[Collected data entries]
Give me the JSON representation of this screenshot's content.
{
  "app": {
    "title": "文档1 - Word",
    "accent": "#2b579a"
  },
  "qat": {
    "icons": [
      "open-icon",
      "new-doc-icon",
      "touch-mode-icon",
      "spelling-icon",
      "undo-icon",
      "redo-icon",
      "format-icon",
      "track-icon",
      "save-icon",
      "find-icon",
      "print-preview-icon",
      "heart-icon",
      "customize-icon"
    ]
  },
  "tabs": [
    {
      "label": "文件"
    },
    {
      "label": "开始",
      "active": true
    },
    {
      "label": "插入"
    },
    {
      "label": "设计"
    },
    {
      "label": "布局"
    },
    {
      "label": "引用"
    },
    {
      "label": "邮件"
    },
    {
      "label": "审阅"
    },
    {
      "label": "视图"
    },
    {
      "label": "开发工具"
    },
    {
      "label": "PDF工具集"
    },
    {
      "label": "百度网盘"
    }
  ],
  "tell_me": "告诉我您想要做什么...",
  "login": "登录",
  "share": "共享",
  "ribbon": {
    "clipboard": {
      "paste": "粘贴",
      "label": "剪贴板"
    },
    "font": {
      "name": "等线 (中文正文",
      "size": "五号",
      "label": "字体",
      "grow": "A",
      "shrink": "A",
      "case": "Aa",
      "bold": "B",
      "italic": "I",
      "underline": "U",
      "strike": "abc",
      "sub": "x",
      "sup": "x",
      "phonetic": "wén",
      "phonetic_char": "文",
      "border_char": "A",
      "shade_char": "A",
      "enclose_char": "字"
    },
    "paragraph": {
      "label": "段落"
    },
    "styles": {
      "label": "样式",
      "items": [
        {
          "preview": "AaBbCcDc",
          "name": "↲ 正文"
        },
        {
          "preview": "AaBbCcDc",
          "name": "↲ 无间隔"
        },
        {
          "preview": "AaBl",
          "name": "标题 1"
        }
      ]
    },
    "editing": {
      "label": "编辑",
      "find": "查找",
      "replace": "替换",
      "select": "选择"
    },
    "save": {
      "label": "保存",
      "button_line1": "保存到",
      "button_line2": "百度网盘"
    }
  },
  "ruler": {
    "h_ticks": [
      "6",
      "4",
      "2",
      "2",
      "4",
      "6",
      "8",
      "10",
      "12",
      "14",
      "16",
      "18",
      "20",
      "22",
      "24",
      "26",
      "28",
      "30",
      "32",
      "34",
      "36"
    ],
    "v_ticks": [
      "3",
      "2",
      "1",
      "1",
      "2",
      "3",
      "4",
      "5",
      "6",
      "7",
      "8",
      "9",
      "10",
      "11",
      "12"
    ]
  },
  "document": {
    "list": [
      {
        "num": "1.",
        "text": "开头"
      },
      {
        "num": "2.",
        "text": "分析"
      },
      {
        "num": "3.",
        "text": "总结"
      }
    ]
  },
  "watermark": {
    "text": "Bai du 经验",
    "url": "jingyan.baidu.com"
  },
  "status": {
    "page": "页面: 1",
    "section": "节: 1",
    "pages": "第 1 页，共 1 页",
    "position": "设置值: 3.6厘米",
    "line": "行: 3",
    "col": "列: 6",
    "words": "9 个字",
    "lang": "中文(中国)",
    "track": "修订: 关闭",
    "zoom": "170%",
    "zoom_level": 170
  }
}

▶ [REQUIRED TASK]:
Restate the listing above word for word.

▶ [SOLVED PROBLEM]:
Give me the JSON representation of this screenshot's content.
{
  "app": {
    "title": "文档1 - Word",
    "accent": "#2b579a"
  },
  "qat": {
    "icons": [
      "open-icon",
      "new-doc-icon",
      "touch-mode-icon",
      "spelling-icon",
      "undo-icon",
      "redo-icon",
      "format-icon",
      "track-icon",
      "save-icon",
      "find-icon",
      "print-preview-icon",
      "heart-icon",
      "customize-icon"
    ]
  },
  "tabs": [
    {
      "label": "文件"
    },
    {
      "label": "开始",
      "active": true
    },
    {
      "label": "插入"
    },
    {
      "label": "设计"
    },
    {
      "label": "布局"
    },
    {
      "label": "引用"
    },
    {
      "label": "邮件"
    },
    {
      "label": "审阅"
    },
    {
      "label": "视图"
    },
    {
      "label": "开发工具"
    },
    {
      "label": "PDF工具集"
    },
    {
      "label": "百度网盘"
    }
  ],
  "tell_me": "告诉我您想要做什么...",
  "login": "登录",
  "share": "共享",
  "ribbon": {
    "clipboard": {
      "paste": "粘贴",
      "label": "剪贴板"
    },
    "font": {
      "name": "等线 (中文正文",
      "size": "五号",
      "label": "字体",
      "grow": "A",
      "shrink": "A",
      "case": "Aa",
      "bold": "B",
      "italic": "I",
      "underline": "U",
      "strike": "abc",
      "sub": "x",
      "sup": "x",
      "phonetic": "wén",
      "phonetic_char": "文",
      "border_char": "A",
      "shade_char": "A",
      "enclose_char": "字"
    },
    "paragraph": {
      "label": "段落"
    },
    "styles": {
      "label": "样式",
      "items": [
        {
          "preview": "AaBbCcDc",
          "name": "↲ 正文"
        },
        {
          "preview": "AaBbCcDc",
          "name": "↲ 无间隔"
        },
        {
          "preview": "AaBl",
          "name": "标题 1"
        }
      ]
    },
    "editing": {
      "label": "编辑",
      "find": "查找",
      "replace": "替换",
      "select": "选择"
    },
    "save": {
      "label": "保存",
      "button_line1": "保存到",
      "button_line2": "百度网盘"
    }
  },
  "ruler": {
    "h_ticks": [
      "6",
      "4",
      "2",
      "2",
      "4",
      "6",
      "8",
      "10",
      "12",
      "14",
      "16",
      "18",
      "20",
      "22",
      "24",
      "26",
      "28",
      "30",
      "32",
      "34",
      "36"
    ],
    "v_ticks": [
      "3",
      "2",
      "1",
      "1",
      "2",
      "3",
      "4",
      "5",
      "6",
      "7",
      "8",
      "9",
      "10",
      "11",
      "12"
    ]
  },
  "document": {
    "list": [
      {
        "num": "1.",
        "text": "开头"
      },
      {
        "num": "2.",
        "text": "分析"
      },
      {
        "num": "3.",
        "text": "总结"
      }
    ]
  },
  "watermark": {
    "text": "Bai du 经验",
    "url": "jingyan.baidu.com"
  },
  "status": {
    "page": "页面: 1",
    "section": "节: 1",
    "pages": "第 1 页，共 1 页",
    "position": "设置值: 3.6厘米",
    "line": "行: 3",
    "col": "列: 6",
    "words": "9 个字",
    "lang": "中文(中国)",
    "track": "修订: 关闭",
    "zoom": "170%",
    "zoom_level": 170
  }
}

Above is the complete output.